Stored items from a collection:

══════════

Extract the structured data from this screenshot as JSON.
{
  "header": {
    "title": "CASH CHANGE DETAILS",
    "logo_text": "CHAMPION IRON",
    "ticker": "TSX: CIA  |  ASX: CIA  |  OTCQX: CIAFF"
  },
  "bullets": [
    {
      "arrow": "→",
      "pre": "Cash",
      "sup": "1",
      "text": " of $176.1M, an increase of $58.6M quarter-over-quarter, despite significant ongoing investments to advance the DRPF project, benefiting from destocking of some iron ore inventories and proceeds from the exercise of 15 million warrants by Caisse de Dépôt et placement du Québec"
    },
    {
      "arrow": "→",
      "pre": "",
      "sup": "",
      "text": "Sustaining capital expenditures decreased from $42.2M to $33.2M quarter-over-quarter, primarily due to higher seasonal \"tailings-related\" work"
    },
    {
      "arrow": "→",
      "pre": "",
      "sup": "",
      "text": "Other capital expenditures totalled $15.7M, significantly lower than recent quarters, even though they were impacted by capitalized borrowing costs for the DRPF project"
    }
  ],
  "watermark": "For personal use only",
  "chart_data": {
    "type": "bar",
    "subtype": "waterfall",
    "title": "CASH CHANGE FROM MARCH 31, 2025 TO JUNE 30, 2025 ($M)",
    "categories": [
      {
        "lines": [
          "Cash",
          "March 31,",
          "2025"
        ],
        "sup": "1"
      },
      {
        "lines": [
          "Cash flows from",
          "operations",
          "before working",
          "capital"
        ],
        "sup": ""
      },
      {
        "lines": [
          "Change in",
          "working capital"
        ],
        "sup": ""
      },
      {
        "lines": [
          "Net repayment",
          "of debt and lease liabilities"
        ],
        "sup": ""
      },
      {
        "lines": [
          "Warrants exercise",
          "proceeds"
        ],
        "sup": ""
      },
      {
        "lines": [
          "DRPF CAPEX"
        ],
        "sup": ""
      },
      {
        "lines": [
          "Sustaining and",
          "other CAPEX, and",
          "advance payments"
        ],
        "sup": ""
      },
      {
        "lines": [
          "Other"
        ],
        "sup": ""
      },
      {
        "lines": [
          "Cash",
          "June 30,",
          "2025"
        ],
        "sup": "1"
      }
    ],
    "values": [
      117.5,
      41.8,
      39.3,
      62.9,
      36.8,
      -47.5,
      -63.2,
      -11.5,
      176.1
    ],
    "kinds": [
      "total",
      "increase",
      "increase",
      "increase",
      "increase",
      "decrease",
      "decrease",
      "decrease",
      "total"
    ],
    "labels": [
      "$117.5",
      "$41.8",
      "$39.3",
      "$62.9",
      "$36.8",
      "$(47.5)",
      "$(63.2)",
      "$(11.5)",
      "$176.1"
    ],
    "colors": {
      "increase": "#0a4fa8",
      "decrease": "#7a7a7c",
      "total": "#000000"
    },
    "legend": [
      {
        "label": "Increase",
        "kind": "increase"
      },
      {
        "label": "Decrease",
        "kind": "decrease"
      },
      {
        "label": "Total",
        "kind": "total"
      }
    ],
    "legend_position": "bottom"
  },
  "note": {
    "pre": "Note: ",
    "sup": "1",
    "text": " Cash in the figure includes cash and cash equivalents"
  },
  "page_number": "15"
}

══════════

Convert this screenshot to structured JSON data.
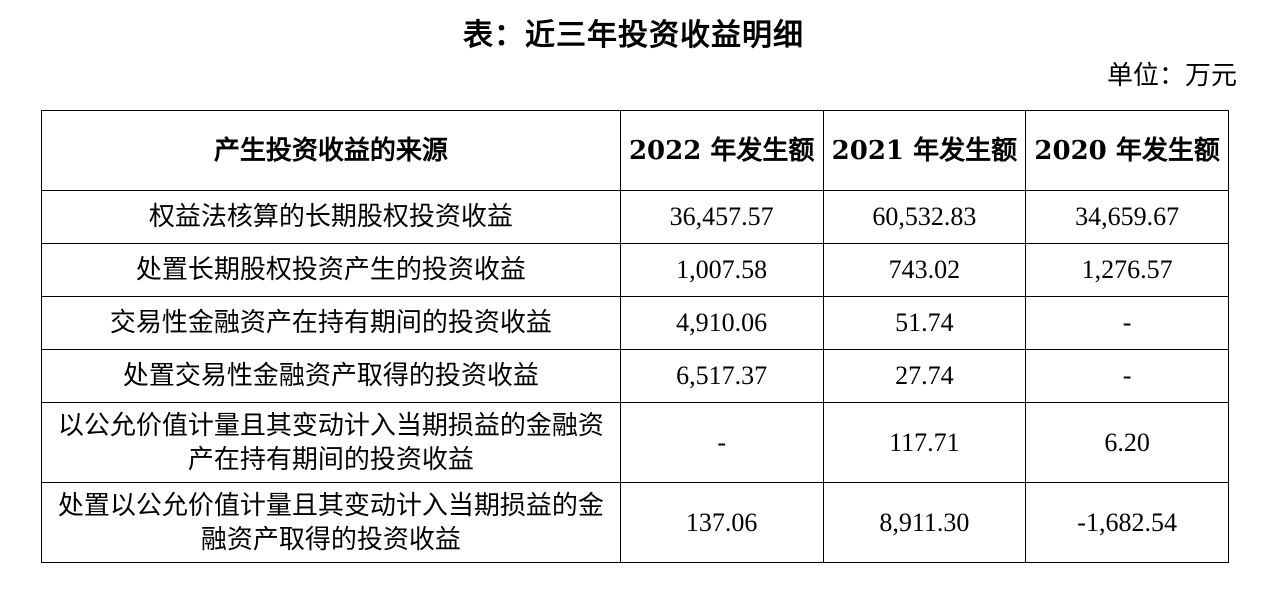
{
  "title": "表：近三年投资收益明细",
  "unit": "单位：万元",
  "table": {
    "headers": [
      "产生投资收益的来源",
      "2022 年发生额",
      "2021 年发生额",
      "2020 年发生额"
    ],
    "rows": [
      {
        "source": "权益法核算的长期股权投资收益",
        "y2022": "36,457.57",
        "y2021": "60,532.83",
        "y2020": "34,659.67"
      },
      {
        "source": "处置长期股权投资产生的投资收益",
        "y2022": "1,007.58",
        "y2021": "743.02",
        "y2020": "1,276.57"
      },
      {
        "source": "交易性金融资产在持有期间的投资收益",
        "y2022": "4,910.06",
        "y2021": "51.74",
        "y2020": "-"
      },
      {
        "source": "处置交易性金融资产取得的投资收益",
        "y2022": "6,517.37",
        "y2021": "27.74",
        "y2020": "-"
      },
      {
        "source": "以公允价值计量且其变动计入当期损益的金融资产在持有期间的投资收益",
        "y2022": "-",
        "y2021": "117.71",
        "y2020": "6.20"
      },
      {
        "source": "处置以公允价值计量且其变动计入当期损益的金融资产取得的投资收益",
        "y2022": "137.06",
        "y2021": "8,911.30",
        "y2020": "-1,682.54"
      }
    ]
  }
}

══════════

Give the number of lines in the entries above that include the string "exercise". No other output is expected.

2